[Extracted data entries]
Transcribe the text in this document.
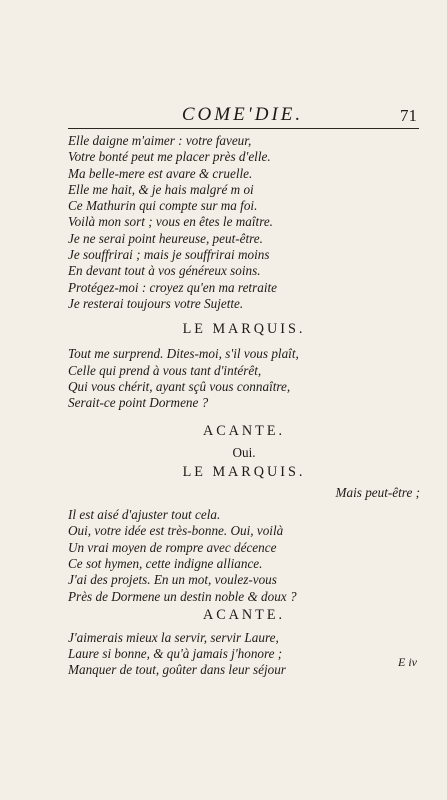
COME'DIE.	71
Elle daigne m'aimer : votre faveur,
Votre bonté peut me placer près d'elle.
Ma belle-mere est avare & cruelle.
Elle me hait, & je hais malgré m oi
Ce Mathurin qui compte sur ma foi.
Voilà mon sort ; vous en êtes le maître.
Je ne serai point heureuse, peut-être.
Je souffrirai ; mais je souffrirai moins
En devant tout à vos généreux soins.
Protégez-moi : croyez qu'en ma retraite
Je resterai toujours votre Sujette.
LE MARQUIS.
Tout me surprend. Dites-moi, s'il vous plaît,
Celle qui prend à vous tant d'intérêt,
Qui vous chérit, ayant sçû vous connaître,
Serait-ce point Dormene ?
ACANTE.
Oui.
LE MARQUIS.
Mais peut-être ;
Il est aisé d'ajuster tout cela.
Oui, votre idée est très-bonne. Oui, voilà
Un vrai moyen de rompre avec décence
Ce sot hymen, cette indigne alliance.
J'ai des projets. En un mot, voulez-vous
Près de Dormene un destin noble & doux ?
ACANTE.
J'aimerais mieux la servir, servir Laure,
Laure si bonne, & qu'à jamais j'honore ;
Manquer de tout, goûter dans leur séjour
E iv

## [GIVEN EXERCISE]
Make an exact copy of the whole listing, but don't bring over any pictures.

## [WRITTEN RESPONSE]
Transcribe the text in this document.
COME'DIE.	71
Elle daigne m'aimer : votre faveur,
Votre bonté peut me placer près d'elle.
Ma belle-mere est avare & cruelle.
Elle me hait, & je hais malgré m oi
Ce Mathurin qui compte sur ma foi.
Voilà mon sort ; vous en êtes le maître.
Je ne serai point heureuse, peut-être.
Je souffrirai ; mais je souffrirai moins
En devant tout à vos généreux soins.
Protégez-moi : croyez qu'en ma retraite
Je resterai toujours votre Sujette.
LE MARQUIS.
Tout me surprend. Dites-moi, s'il vous plaît,
Celle qui prend à vous tant d'intérêt,
Qui vous chérit, ayant sçû vous connaître,
Serait-ce point Dormene ?
ACANTE.
Oui.
LE MARQUIS.
Mais peut-être ;
Il est aisé d'ajuster tout cela.
Oui, votre idée est très-bonne. Oui, voilà
Un vrai moyen de rompre avec décence
Ce sot hymen, cette indigne alliance.
J'ai des projets. En un mot, voulez-vous
Près de Dormene un destin noble & doux ?
ACANTE.
J'aimerais mieux la servir, servir Laure,
Laure si bonne, & qu'à jamais j'honore ;
Manquer de tout, goûter dans leur séjour
E iv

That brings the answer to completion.